▶ [STATED GOAL]
Search the material for the word "this" and copy each line that holds it.
○ ○ ○
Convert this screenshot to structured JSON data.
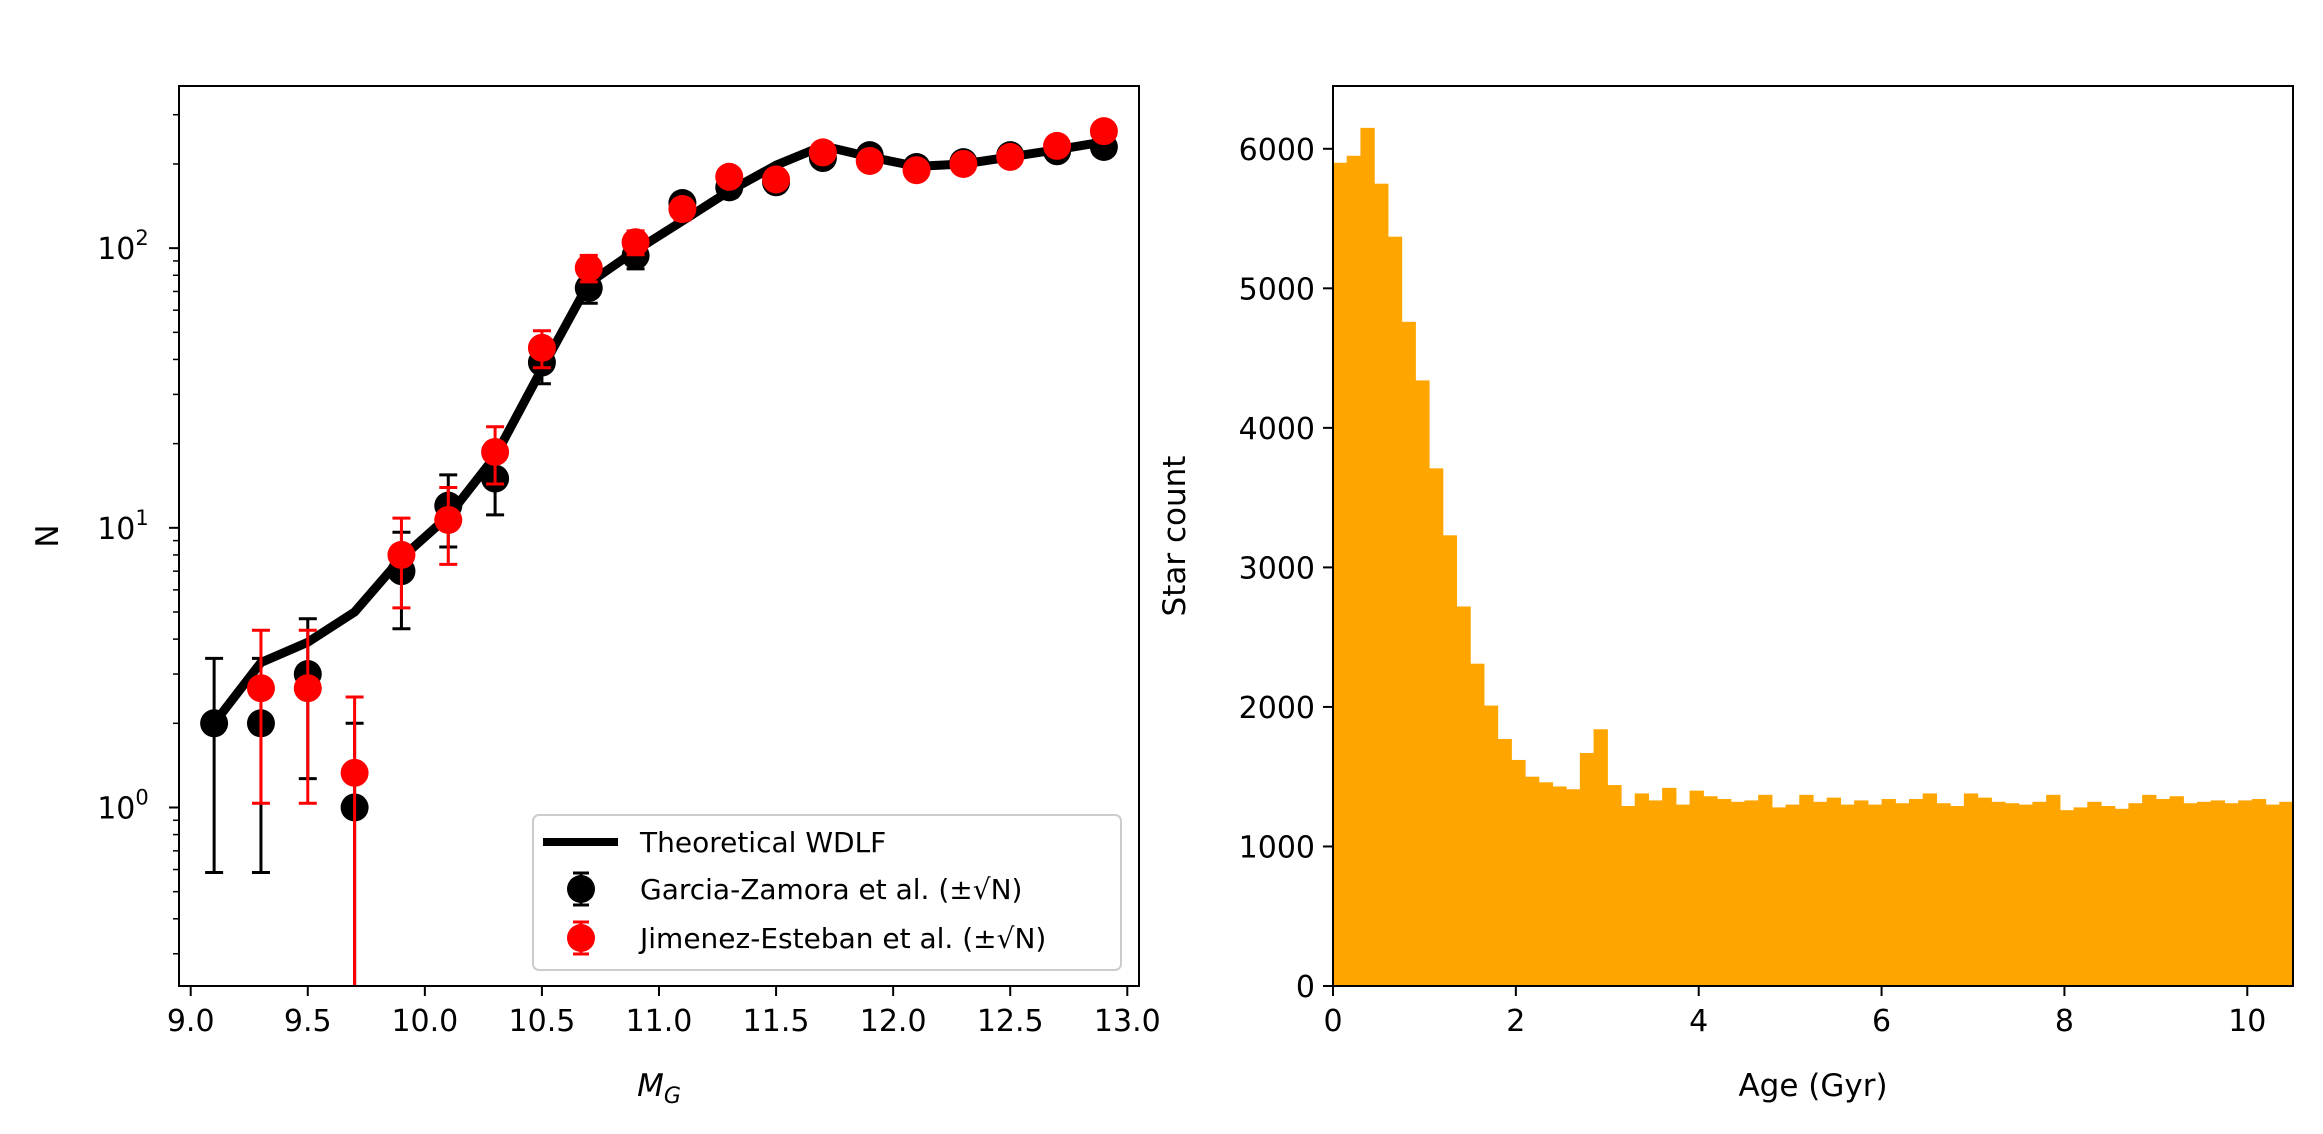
{
  "chart_data": [
    {
      "type": "scatter",
      "panel": "left",
      "xlabel": "M",
      "xlabel_subscript": "G",
      "ylabel": "N",
      "yscale": "log",
      "xlim": [
        8.95,
        13.05
      ],
      "ylim": [
        0.23,
        380
      ],
      "xticks": [
        {
          "value": 9.0,
          "label": "9.0"
        },
        {
          "value": 9.5,
          "label": "9.5"
        },
        {
          "value": 10.0,
          "label": "10.0"
        },
        {
          "value": 10.5,
          "label": "10.5"
        },
        {
          "value": 11.0,
          "label": "11.0"
        },
        {
          "value": 11.5,
          "label": "11.5"
        },
        {
          "value": 12.0,
          "label": "12.0"
        },
        {
          "value": 12.5,
          "label": "12.5"
        },
        {
          "value": 13.0,
          "label": "13.0"
        }
      ],
      "yticks": [
        {
          "value": 1,
          "base": "10",
          "exp": "0"
        },
        {
          "value": 10,
          "base": "10",
          "exp": "1"
        },
        {
          "value": 100,
          "base": "10",
          "exp": "2"
        }
      ],
      "theory": {
        "name": "Theoretical WDLF",
        "color": "#000000",
        "x": [
          9.1,
          9.3,
          9.5,
          9.7,
          9.9,
          10.1,
          10.3,
          10.5,
          10.7,
          10.9,
          11.1,
          11.3,
          11.5,
          11.7,
          11.9,
          12.1,
          12.3,
          12.5,
          12.7,
          12.9
        ],
        "y": [
          2.0,
          3.3,
          3.9,
          5.0,
          7.8,
          11.0,
          18.0,
          37.0,
          75.0,
          98.0,
          125.0,
          160.0,
          198.0,
          232.0,
          212.0,
          196.0,
          200.0,
          212.0,
          225.0,
          240.0
        ]
      },
      "series": [
        {
          "name": "Garcia-Zamora et al. (±√N)",
          "color": "#000000",
          "x": [
            9.1,
            9.3,
            9.5,
            9.7,
            9.9,
            10.1,
            10.3,
            10.5,
            10.7,
            10.9,
            11.1,
            11.3,
            11.5,
            11.7,
            11.9,
            12.1,
            12.3,
            12.5,
            12.7,
            12.9
          ],
          "y": [
            2,
            2,
            3,
            1,
            7,
            12,
            15,
            39,
            72,
            94,
            145,
            165,
            172,
            210,
            215,
            195,
            203,
            215,
            222,
            230
          ]
        },
        {
          "name": "Jimenez-Esteban et al. (±√N)",
          "color": "#ff0000",
          "x": [
            9.3,
            9.5,
            9.7,
            9.9,
            10.1,
            10.3,
            10.5,
            10.7,
            10.9,
            11.1,
            11.3,
            11.5,
            11.7,
            11.9,
            12.1,
            12.3,
            12.5,
            12.7,
            12.9
          ],
          "y": [
            2.67,
            2.67,
            1.33,
            8.0,
            10.67,
            18.67,
            44.0,
            85.0,
            105.0,
            138.0,
            180.0,
            176.0,
            220.0,
            205.0,
            190.0,
            200.0,
            212.0,
            232.0,
            262.0
          ]
        }
      ],
      "legend_position": "lower right"
    },
    {
      "type": "bar",
      "panel": "right",
      "histogram": true,
      "xlabel": "Age (Gyr)",
      "ylabel": "Star count",
      "color": "#ffa500",
      "xlim": [
        0,
        10.5
      ],
      "ylim": [
        0,
        6450
      ],
      "bin_width": 0.15,
      "xticks": [
        {
          "value": 0,
          "label": "0"
        },
        {
          "value": 2,
          "label": "2"
        },
        {
          "value": 4,
          "label": "4"
        },
        {
          "value": 6,
          "label": "6"
        },
        {
          "value": 8,
          "label": "8"
        },
        {
          "value": 10,
          "label": "10"
        }
      ],
      "yticks": [
        {
          "value": 0,
          "label": "0"
        },
        {
          "value": 1000,
          "label": "1000"
        },
        {
          "value": 2000,
          "label": "2000"
        },
        {
          "value": 3000,
          "label": "3000"
        },
        {
          "value": 4000,
          "label": "4000"
        },
        {
          "value": 5000,
          "label": "5000"
        },
        {
          "value": 6000,
          "label": "6000"
        }
      ],
      "values": [
        5900,
        5950,
        6150,
        5750,
        5370,
        4760,
        4340,
        3710,
        3230,
        2720,
        2310,
        2010,
        1770,
        1620,
        1500,
        1460,
        1430,
        1410,
        1670,
        1840,
        1440,
        1290,
        1380,
        1330,
        1420,
        1300,
        1400,
        1360,
        1340,
        1320,
        1330,
        1370,
        1280,
        1300,
        1370,
        1320,
        1350,
        1300,
        1330,
        1300,
        1340,
        1310,
        1340,
        1380,
        1310,
        1290,
        1380,
        1350,
        1320,
        1310,
        1300,
        1320,
        1370,
        1260,
        1280,
        1320,
        1290,
        1270,
        1310,
        1370,
        1340,
        1360,
        1310,
        1320,
        1330,
        1310,
        1330,
        1340,
        1300,
        1320
      ]
    }
  ]
}
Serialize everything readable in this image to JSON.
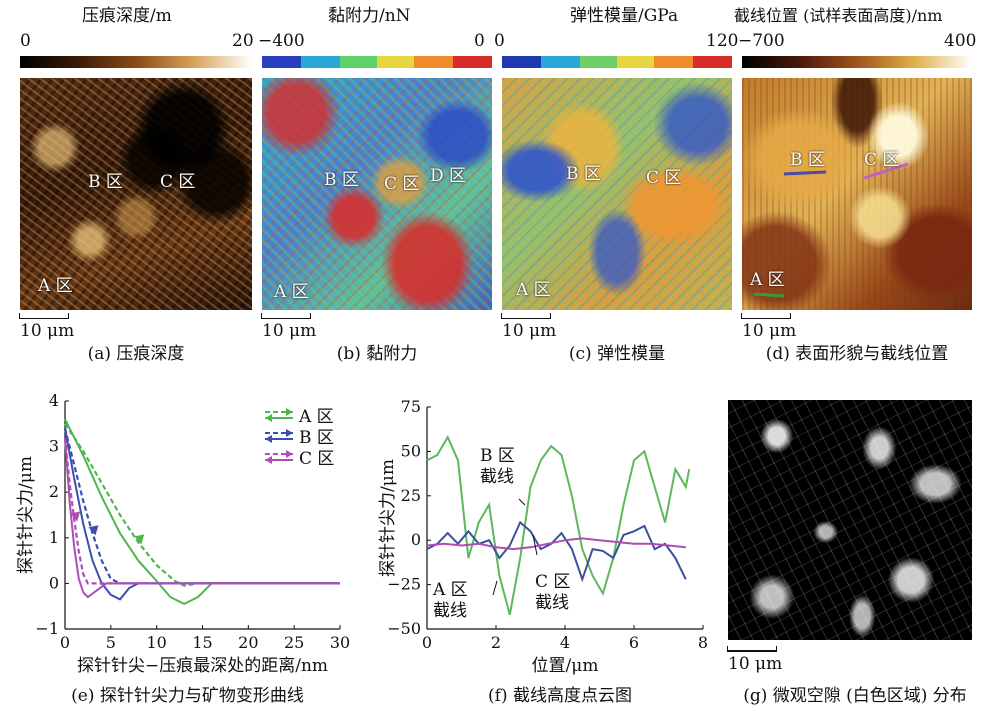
{
  "panel_a": {
    "bar_title": "压痕深度/m",
    "min": "0",
    "max": "20",
    "label_a": "A 区",
    "label_b": "B 区",
    "label_c": "C 区",
    "scale": "10 μm",
    "caption": "(a) 压痕深度",
    "colors": [
      "#000000",
      "#3a1a08",
      "#8a4a14",
      "#d9a35a",
      "#ffffff"
    ]
  },
  "panel_b": {
    "bar_title": "黏附力/nN",
    "min": "−400",
    "max": "0",
    "label_a": "A 区",
    "label_b": "B 区",
    "label_c": "C 区",
    "label_d": "D 区",
    "scale": "10 μm",
    "caption": "(b) 黏附力",
    "colors": [
      "#2a3fbf",
      "#2aa8d8",
      "#5fd16a",
      "#e8d640",
      "#f08a2a",
      "#d92a2a"
    ]
  },
  "panel_c": {
    "bar_title": "弹性模量/GPa",
    "min": "0",
    "max": "120",
    "label_a": "A 区",
    "label_b": "B 区",
    "label_c": "C 区",
    "scale": "10 μm",
    "caption": "(c) 弹性模量",
    "colors": [
      "#1f3ab0",
      "#2aa8d8",
      "#6fd06a",
      "#e8d640",
      "#f08a2a",
      "#d92a2a"
    ]
  },
  "panel_d": {
    "bar_title": "截线位置 (试样表面高度)/nm",
    "min": "−700",
    "max": "400",
    "label_a": "A 区",
    "label_b": "B 区",
    "label_c": "C 区",
    "scale": "10 μm",
    "caption": "(d) 表面形貌与截线位置",
    "colors": [
      "#000000",
      "#4a1a0a",
      "#a0521e",
      "#e0b04a",
      "#ffffff"
    ]
  },
  "panel_g": {
    "scale": "10 μm",
    "caption": "(g) 微观空隙 (白色区域) 分布"
  },
  "chart_data": [
    {
      "type": "line",
      "caption": "(e) 探针针尖力与矿物变形曲线",
      "xlabel": "探针针尖−压痕最深处的距离/nm",
      "ylabel": "探针针尖力/μm",
      "xlim": [
        0,
        30
      ],
      "ylim": [
        -1,
        4
      ],
      "xticks": [
        "0",
        "5",
        "10",
        "15",
        "20",
        "25",
        "30"
      ],
      "yticks": [
        "−1",
        "0",
        "1",
        "2",
        "3",
        "4"
      ],
      "legend_position": "top-right",
      "series": [
        {
          "name": "A 区",
          "color": "#4cb84c",
          "approach": [
            [
              0,
              3.5
            ],
            [
              2,
              2.9
            ],
            [
              4,
              2.2
            ],
            [
              6,
              1.5
            ],
            [
              8,
              0.9
            ],
            [
              10,
              0.4
            ],
            [
              12,
              0.05
            ],
            [
              13,
              -0.05
            ],
            [
              14.5,
              0
            ],
            [
              17,
              0
            ],
            [
              30,
              0
            ]
          ],
          "retract": [
            [
              0,
              3.6
            ],
            [
              2,
              2.8
            ],
            [
              4,
              1.9
            ],
            [
              6,
              1.1
            ],
            [
              8,
              0.5
            ],
            [
              10,
              0.05
            ],
            [
              11.5,
              -0.3
            ],
            [
              13,
              -0.45
            ],
            [
              14.5,
              -0.3
            ],
            [
              16,
              0
            ],
            [
              30,
              0
            ]
          ]
        },
        {
          "name": "B 区",
          "color": "#3a4fb0",
          "approach": [
            [
              0,
              3.4
            ],
            [
              1,
              2.6
            ],
            [
              2,
              1.8
            ],
            [
              3,
              1.1
            ],
            [
              4,
              0.5
            ],
            [
              5,
              0.1
            ],
            [
              6,
              0
            ],
            [
              30,
              0
            ]
          ],
          "retract": [
            [
              0,
              3.4
            ],
            [
              1,
              2.3
            ],
            [
              2,
              1.3
            ],
            [
              3,
              0.5
            ],
            [
              4,
              0.0
            ],
            [
              5,
              -0.25
            ],
            [
              6,
              -0.35
            ],
            [
              7,
              -0.1
            ],
            [
              8,
              0
            ],
            [
              30,
              0
            ]
          ]
        },
        {
          "name": "C 区",
          "color": "#b04cb8",
          "approach": [
            [
              0,
              3.2
            ],
            [
              0.5,
              2.2
            ],
            [
              1,
              1.4
            ],
            [
              1.5,
              0.7
            ],
            [
              2,
              0.2
            ],
            [
              2.5,
              0
            ],
            [
              30,
              0
            ]
          ],
          "retract": [
            [
              0,
              3.2
            ],
            [
              0.5,
              1.8
            ],
            [
              1,
              0.8
            ],
            [
              1.5,
              0.1
            ],
            [
              2,
              -0.2
            ],
            [
              2.5,
              -0.3
            ],
            [
              3.5,
              -0.15
            ],
            [
              4.5,
              0
            ],
            [
              30,
              0
            ]
          ]
        }
      ]
    },
    {
      "type": "line",
      "caption": "(f) 截线高度点云图",
      "xlabel": "位置/μm",
      "ylabel": "探针针尖力/μm",
      "xlim": [
        0,
        8
      ],
      "ylim": [
        -50,
        75
      ],
      "xticks": [
        "0",
        "2",
        "4",
        "6",
        "8"
      ],
      "yticks": [
        "−50",
        "−25",
        "0",
        "25",
        "50",
        "75"
      ],
      "annotations": [
        {
          "line1": "B 区",
          "line2": "截线"
        },
        {
          "line1": "A 区",
          "line2": "截线"
        },
        {
          "line1": "C 区",
          "line2": "截线"
        }
      ],
      "series": [
        {
          "name": "A 区",
          "color": "#5cb85c",
          "points": [
            [
              0,
              45
            ],
            [
              0.3,
              48
            ],
            [
              0.6,
              58
            ],
            [
              0.9,
              45
            ],
            [
              1.2,
              -10
            ],
            [
              1.5,
              10
            ],
            [
              1.8,
              20
            ],
            [
              2.1,
              -20
            ],
            [
              2.4,
              -42
            ],
            [
              2.7,
              -10
            ],
            [
              3.0,
              30
            ],
            [
              3.3,
              45
            ],
            [
              3.6,
              53
            ],
            [
              3.9,
              48
            ],
            [
              4.2,
              25
            ],
            [
              4.5,
              -5
            ],
            [
              4.8,
              -20
            ],
            [
              5.1,
              -30
            ],
            [
              5.4,
              -10
            ],
            [
              5.7,
              20
            ],
            [
              6.0,
              45
            ],
            [
              6.3,
              50
            ],
            [
              6.6,
              30
            ],
            [
              6.9,
              10
            ],
            [
              7.2,
              40
            ],
            [
              7.5,
              30
            ],
            [
              7.6,
              40
            ]
          ]
        },
        {
          "name": "B 区",
          "color": "#3a4fa0",
          "points": [
            [
              0,
              -5
            ],
            [
              0.3,
              -2
            ],
            [
              0.6,
              4
            ],
            [
              0.9,
              -2
            ],
            [
              1.2,
              5
            ],
            [
              1.5,
              -2
            ],
            [
              1.8,
              0
            ],
            [
              2.1,
              -10
            ],
            [
              2.4,
              -3
            ],
            [
              2.7,
              10
            ],
            [
              3.0,
              5
            ],
            [
              3.3,
              -5
            ],
            [
              3.6,
              -2
            ],
            [
              3.9,
              4
            ],
            [
              4.2,
              -5
            ],
            [
              4.5,
              -22
            ],
            [
              4.8,
              -5
            ],
            [
              5.1,
              -6
            ],
            [
              5.4,
              -10
            ],
            [
              5.7,
              3
            ],
            [
              6.0,
              5
            ],
            [
              6.3,
              8
            ],
            [
              6.6,
              -5
            ],
            [
              6.9,
              -2
            ],
            [
              7.2,
              -10
            ],
            [
              7.5,
              -22
            ]
          ]
        },
        {
          "name": "C 区",
          "color": "#b04cb0",
          "points": [
            [
              0,
              -3
            ],
            [
              0.5,
              -2
            ],
            [
              1,
              -3
            ],
            [
              1.5,
              -2
            ],
            [
              2,
              -4
            ],
            [
              2.5,
              -5
            ],
            [
              3,
              -4
            ],
            [
              3.5,
              -2
            ],
            [
              4,
              0
            ],
            [
              4.5,
              1
            ],
            [
              5,
              0
            ],
            [
              5.5,
              -1
            ],
            [
              6,
              -2
            ],
            [
              6.5,
              -2
            ],
            [
              7,
              -3
            ],
            [
              7.5,
              -4
            ]
          ]
        }
      ]
    }
  ]
}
○ ○ ○
▶ [RESPONSE TO THE EXERCISE]
Convert this screenshot to structured JSON data.
Serialize everything readable in this image to JSON.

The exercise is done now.